REQUIRED WORK: In the material below, find every line with "value" and pull it out.

===== DATA PROVIDED =====

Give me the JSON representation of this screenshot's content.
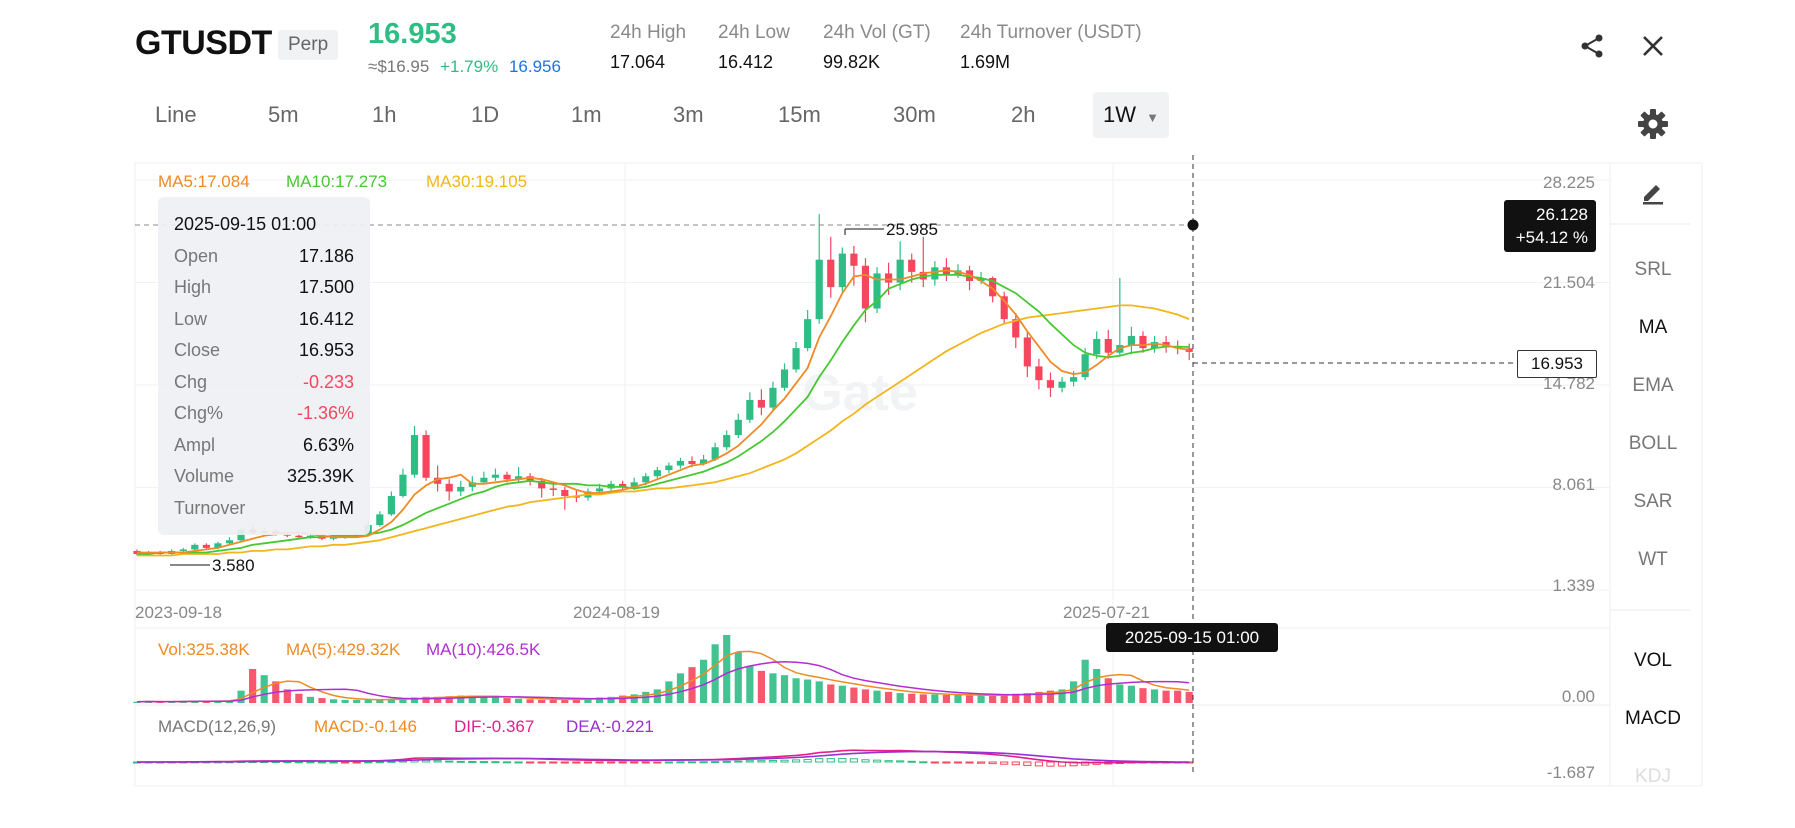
{
  "header": {
    "symbol": "GTUSDT",
    "contract_type": "Perp",
    "last_price": "16.953",
    "usd_price": "≈$16.95",
    "change_pct": "+1.79%",
    "mark_price": "16.956",
    "stats": [
      {
        "label": "24h High",
        "value": "17.064"
      },
      {
        "label": "24h Low",
        "value": "16.412"
      },
      {
        "label": "24h Vol (GT)",
        "value": "99.82K"
      },
      {
        "label": "24h Turnover (USDT)",
        "value": "1.69M"
      }
    ],
    "share_icon": "share-icon",
    "close_icon": "close-icon"
  },
  "timeframes": [
    "Line",
    "5m",
    "1h",
    "1D",
    "1m",
    "3m",
    "15m",
    "30m",
    "2h",
    "1W"
  ],
  "active_timeframe": "1W",
  "indicators_main": {
    "ma5": "MA5:17.084",
    "ma10": "MA10:17.273",
    "ma30": "MA30:19.105"
  },
  "tooltip": {
    "datetime": "2025-09-15 01:00",
    "rows": [
      {
        "k": "Open",
        "v": "17.186"
      },
      {
        "k": "High",
        "v": "17.500"
      },
      {
        "k": "Low",
        "v": "16.412"
      },
      {
        "k": "Close",
        "v": "16.953"
      },
      {
        "k": "Chg",
        "v": "-0.233"
      },
      {
        "k": "Chg%",
        "v": "-1.36%"
      },
      {
        "k": "Ampl",
        "v": "6.63%"
      },
      {
        "k": "Volume",
        "v": "325.39K"
      },
      {
        "k": "Turnover",
        "v": "5.51M"
      }
    ]
  },
  "y_axis_main": [
    "28.225",
    "21.504",
    "14.782",
    "8.061",
    "1.339"
  ],
  "x_axis": [
    "2023-09-18",
    "2024-08-19",
    "2025-07-21"
  ],
  "crosshair": {
    "price": "26.128",
    "pct": "+54.12 %",
    "time": "2025-09-15 01:00",
    "last_price_tag": "16.953"
  },
  "extremes": {
    "high": "25.985",
    "low": "3.580"
  },
  "watermark": "Gate",
  "volume_panel": {
    "vol": "Vol:325.38K",
    "ma5": "MA(5):429.32K",
    "ma10": "MA(10):426.5K",
    "axis": "0.00"
  },
  "macd_panel": {
    "title": "MACD(12,26,9)",
    "macd": "MACD:-0.146",
    "dif": "DIF:-0.367",
    "dea": "DEA:-0.221",
    "axis": "-1.687"
  },
  "side_tools": [
    "SRL",
    "MA",
    "EMA",
    "BOLL",
    "SAR",
    "WT"
  ],
  "side_tools_active": [
    "MA"
  ],
  "side_sub": [
    "VOL",
    "MACD",
    "KDJ"
  ],
  "colors": {
    "up": "#2ebd85",
    "down": "#f6465d",
    "ma5": "#f08a24",
    "ma10": "#46c832",
    "ma30": "#f2b51b",
    "macd_dif": "#e0218a",
    "macd_dea": "#9b2fd1",
    "accent_blue": "#1a73e8"
  },
  "chart_data": {
    "type": "candlestick",
    "series_ohlc": [
      [
        3.9,
        3.7,
        4.0,
        3.6
      ],
      [
        3.7,
        3.8,
        3.9,
        3.6
      ],
      [
        3.8,
        3.7,
        3.9,
        3.6
      ],
      [
        3.7,
        3.9,
        4.0,
        3.6
      ],
      [
        3.9,
        4.0,
        4.1,
        3.8
      ],
      [
        4.0,
        4.3,
        4.4,
        3.9
      ],
      [
        4.3,
        4.1,
        4.4,
        4.0
      ],
      [
        4.1,
        4.4,
        4.5,
        4.0
      ],
      [
        4.4,
        4.6,
        4.8,
        4.3
      ],
      [
        4.6,
        5.3,
        5.4,
        4.5
      ],
      [
        5.3,
        5.1,
        5.6,
        5.0
      ],
      [
        5.1,
        5.2,
        5.4,
        4.9
      ],
      [
        5.2,
        5.0,
        5.3,
        4.9
      ],
      [
        5.0,
        4.9,
        5.1,
        4.8
      ],
      [
        4.9,
        4.8,
        5.0,
        4.7
      ],
      [
        4.8,
        4.9,
        5.1,
        4.7
      ],
      [
        4.9,
        4.7,
        5.0,
        4.6
      ],
      [
        4.7,
        4.8,
        4.9,
        4.6
      ],
      [
        4.8,
        4.9,
        5.0,
        4.7
      ],
      [
        4.9,
        5.0,
        5.1,
        4.8
      ],
      [
        5.0,
        5.6,
        5.8,
        4.9
      ],
      [
        5.6,
        6.3,
        6.5,
        5.5
      ],
      [
        6.3,
        7.5,
        7.8,
        6.2
      ],
      [
        7.5,
        8.9,
        9.3,
        7.4
      ],
      [
        8.9,
        11.5,
        12.1,
        8.7
      ],
      [
        11.5,
        8.7,
        11.8,
        8.5
      ],
      [
        8.7,
        8.3,
        9.5,
        7.8
      ],
      [
        8.3,
        7.8,
        8.6,
        7.2
      ],
      [
        7.8,
        8.1,
        8.5,
        7.5
      ],
      [
        8.1,
        8.4,
        8.8,
        7.8
      ],
      [
        8.4,
        8.7,
        9.1,
        8.3
      ],
      [
        8.7,
        8.9,
        9.3,
        8.5
      ],
      [
        8.9,
        8.6,
        9.1,
        8.4
      ],
      [
        8.6,
        8.8,
        9.4,
        8.4
      ],
      [
        8.8,
        8.5,
        9.0,
        8.2
      ],
      [
        8.5,
        8.0,
        8.7,
        7.4
      ],
      [
        8.0,
        7.9,
        8.3,
        7.5
      ],
      [
        7.9,
        7.5,
        8.1,
        6.6
      ],
      [
        7.5,
        7.4,
        7.9,
        7.1
      ],
      [
        7.4,
        7.8,
        8.0,
        7.2
      ],
      [
        7.8,
        8.0,
        8.3,
        7.6
      ],
      [
        8.0,
        8.3,
        8.5,
        7.8
      ],
      [
        8.3,
        8.1,
        8.5,
        7.9
      ],
      [
        8.1,
        8.4,
        8.7,
        7.9
      ],
      [
        8.4,
        8.8,
        9.0,
        8.2
      ],
      [
        8.8,
        9.2,
        9.4,
        8.6
      ],
      [
        9.2,
        9.5,
        9.7,
        9.0
      ],
      [
        9.5,
        9.8,
        10.0,
        9.3
      ],
      [
        9.8,
        9.6,
        10.1,
        9.4
      ],
      [
        9.6,
        9.9,
        10.2,
        9.5
      ],
      [
        9.9,
        10.7,
        11.0,
        9.8
      ],
      [
        10.7,
        11.5,
        11.8,
        10.5
      ],
      [
        11.5,
        12.5,
        12.9,
        11.3
      ],
      [
        12.5,
        13.8,
        14.3,
        12.3
      ],
      [
        13.8,
        13.3,
        14.5,
        12.8
      ],
      [
        13.3,
        14.6,
        15.0,
        13.1
      ],
      [
        14.6,
        15.8,
        16.2,
        14.4
      ],
      [
        15.8,
        17.2,
        17.6,
        15.6
      ],
      [
        17.2,
        19.1,
        19.7,
        17.0
      ],
      [
        19.1,
        23.0,
        25.985,
        18.8
      ],
      [
        23.0,
        21.2,
        24.5,
        20.5
      ],
      [
        21.2,
        23.4,
        23.8,
        20.9
      ],
      [
        23.4,
        22.6,
        23.9,
        21.3
      ],
      [
        22.6,
        19.8,
        23.1,
        18.9
      ],
      [
        19.8,
        22.1,
        22.5,
        19.5
      ],
      [
        22.1,
        21.5,
        22.8,
        20.7
      ],
      [
        21.5,
        23.0,
        24.2,
        21.0
      ],
      [
        23.0,
        22.2,
        23.4,
        21.5
      ],
      [
        22.2,
        21.7,
        24.5,
        21.2
      ],
      [
        21.7,
        22.5,
        22.9,
        21.3
      ],
      [
        22.5,
        22.0,
        23.1,
        21.6
      ],
      [
        22.0,
        22.3,
        22.7,
        21.8
      ],
      [
        22.3,
        21.6,
        22.6,
        21.0
      ],
      [
        21.6,
        21.8,
        22.2,
        21.4
      ],
      [
        21.8,
        20.6,
        21.9,
        20.2
      ],
      [
        20.6,
        19.1,
        20.9,
        18.8
      ],
      [
        19.1,
        17.9,
        19.5,
        17.2
      ],
      [
        17.9,
        16.0,
        18.3,
        15.3
      ],
      [
        16.0,
        15.1,
        16.5,
        14.5
      ],
      [
        15.1,
        14.6,
        15.6,
        14.0
      ],
      [
        14.6,
        15.0,
        15.3,
        14.3
      ],
      [
        15.0,
        15.3,
        15.7,
        14.7
      ],
      [
        15.3,
        16.8,
        17.2,
        15.1
      ],
      [
        16.8,
        17.8,
        18.3,
        16.5
      ],
      [
        17.8,
        16.9,
        18.4,
        16.5
      ],
      [
        16.9,
        17.4,
        21.8,
        16.7
      ],
      [
        17.4,
        18.0,
        18.6,
        16.8
      ],
      [
        18.0,
        17.2,
        18.3,
        16.9
      ],
      [
        17.2,
        17.6,
        18.0,
        16.9
      ],
      [
        17.6,
        17.3,
        18.0,
        16.9
      ],
      [
        17.3,
        17.186,
        17.7,
        16.8
      ],
      [
        17.186,
        16.953,
        17.5,
        16.412
      ]
    ],
    "ma5": [
      3.8,
      3.8,
      3.8,
      3.8,
      3.8,
      3.9,
      4.0,
      4.1,
      4.3,
      4.5,
      4.7,
      4.9,
      5.0,
      5.1,
      5.1,
      5.0,
      4.9,
      4.8,
      4.8,
      4.8,
      4.9,
      5.3,
      5.8,
      6.6,
      7.6,
      8.2,
      8.6,
      8.7,
      8.9,
      8.3,
      8.3,
      8.4,
      8.5,
      8.6,
      8.7,
      8.6,
      8.4,
      8.2,
      7.9,
      7.7,
      7.7,
      7.8,
      7.9,
      8.1,
      8.3,
      8.6,
      8.9,
      9.2,
      9.5,
      9.6,
      9.9,
      10.3,
      10.8,
      11.5,
      12.2,
      13.1,
      13.9,
      14.9,
      15.9,
      17.9,
      19.3,
      20.8,
      21.9,
      22.0,
      21.7,
      21.7,
      21.7,
      21.9,
      22.1,
      22.2,
      22.3,
      22.2,
      22.0,
      21.6,
      21.1,
      20.3,
      19.4,
      18.3,
      17.3,
      16.3,
      15.7,
      15.5,
      15.6,
      16.1,
      16.7,
      17.2,
      17.4,
      17.4,
      17.5,
      17.4,
      17.2,
      17.084
    ],
    "ma10": [
      3.7,
      3.7,
      3.8,
      3.8,
      3.8,
      3.8,
      3.8,
      3.9,
      4.0,
      4.1,
      4.3,
      4.4,
      4.5,
      4.6,
      4.7,
      4.8,
      4.8,
      4.9,
      4.9,
      4.9,
      5.0,
      5.1,
      5.3,
      5.6,
      6.0,
      6.4,
      6.7,
      7.0,
      7.3,
      7.6,
      7.8,
      8.1,
      8.3,
      8.4,
      8.5,
      8.4,
      8.3,
      8.3,
      8.3,
      8.2,
      8.2,
      8.1,
      8.1,
      8.0,
      8.1,
      8.3,
      8.5,
      8.7,
      8.9,
      9.1,
      9.4,
      9.7,
      10.1,
      10.6,
      11.1,
      11.7,
      12.4,
      13.2,
      14.0,
      15.3,
      16.4,
      17.6,
      18.7,
      19.7,
      20.3,
      21.1,
      21.4,
      21.7,
      21.9,
      22.0,
      22.0,
      22.0,
      21.9,
      21.8,
      21.6,
      21.2,
      20.8,
      20.2,
      19.6,
      18.8,
      18.1,
      17.4,
      16.9,
      16.7,
      16.6,
      16.7,
      16.9,
      17.0,
      17.2,
      17.3,
      17.3,
      17.273
    ],
    "ma30": [
      3.6,
      3.6,
      3.6,
      3.6,
      3.7,
      3.7,
      3.7,
      3.7,
      3.8,
      3.8,
      3.9,
      3.9,
      4.0,
      4.0,
      4.1,
      4.2,
      4.2,
      4.3,
      4.3,
      4.4,
      4.5,
      4.6,
      4.8,
      5.0,
      5.2,
      5.4,
      5.6,
      5.8,
      6.0,
      6.2,
      6.4,
      6.6,
      6.8,
      6.9,
      7.1,
      7.2,
      7.3,
      7.4,
      7.5,
      7.6,
      7.6,
      7.7,
      7.8,
      7.8,
      7.9,
      8.0,
      8.0,
      8.1,
      8.2,
      8.3,
      8.4,
      8.6,
      8.8,
      9.0,
      9.3,
      9.6,
      9.9,
      10.3,
      10.8,
      11.3,
      11.8,
      12.4,
      12.9,
      13.5,
      14.0,
      14.5,
      15.0,
      15.5,
      16.0,
      16.5,
      17.0,
      17.4,
      17.8,
      18.2,
      18.5,
      18.8,
      19.0,
      19.2,
      19.3,
      19.4,
      19.5,
      19.6,
      19.7,
      19.8,
      19.9,
      20.0,
      20.0,
      19.9,
      19.8,
      19.6,
      19.4,
      19.105
    ],
    "y_range": [
      0,
      28.225
    ],
    "volume": [
      2,
      3,
      2,
      2,
      3,
      4,
      3,
      3,
      4,
      20,
      55,
      45,
      35,
      22,
      15,
      10,
      8,
      6,
      5,
      5,
      5,
      6,
      7,
      8,
      9,
      10,
      10,
      11,
      12,
      12,
      10,
      9,
      8,
      7,
      6,
      5,
      5,
      6,
      7,
      8,
      9,
      10,
      12,
      14,
      18,
      22,
      35,
      48,
      58,
      70,
      95,
      110,
      82,
      60,
      52,
      48,
      45,
      40,
      38,
      35,
      30,
      28,
      25,
      22,
      20,
      18,
      16,
      15,
      14,
      14,
      13,
      13,
      12,
      12,
      13,
      14,
      15,
      16,
      18,
      20,
      22,
      35,
      70,
      55,
      40,
      30,
      28,
      24,
      22,
      20,
      20,
      18
    ],
    "volume_up": [
      true,
      true,
      false,
      true,
      true,
      true,
      false,
      true,
      true,
      true,
      false,
      true,
      false,
      false,
      false,
      true,
      false,
      true,
      true,
      true,
      true,
      true,
      true,
      true,
      true,
      false,
      false,
      false,
      true,
      true,
      true,
      true,
      false,
      true,
      false,
      false,
      false,
      false,
      false,
      true,
      true,
      true,
      false,
      true,
      true,
      true,
      true,
      true,
      false,
      true,
      true,
      true,
      true,
      true,
      false,
      true,
      true,
      true,
      true,
      true,
      false,
      true,
      false,
      false,
      true,
      false,
      true,
      false,
      false,
      true,
      false,
      true,
      false,
      true,
      false,
      false,
      false,
      false,
      false,
      false,
      true,
      true,
      true,
      true,
      false,
      true,
      true,
      false,
      true,
      false,
      false,
      false
    ]
  }
}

=====

COMPLETED EXERCISE:
        "value": "17.064"
        "value": "16.412"
        "value": "99.82K"
        "value": "1.69M"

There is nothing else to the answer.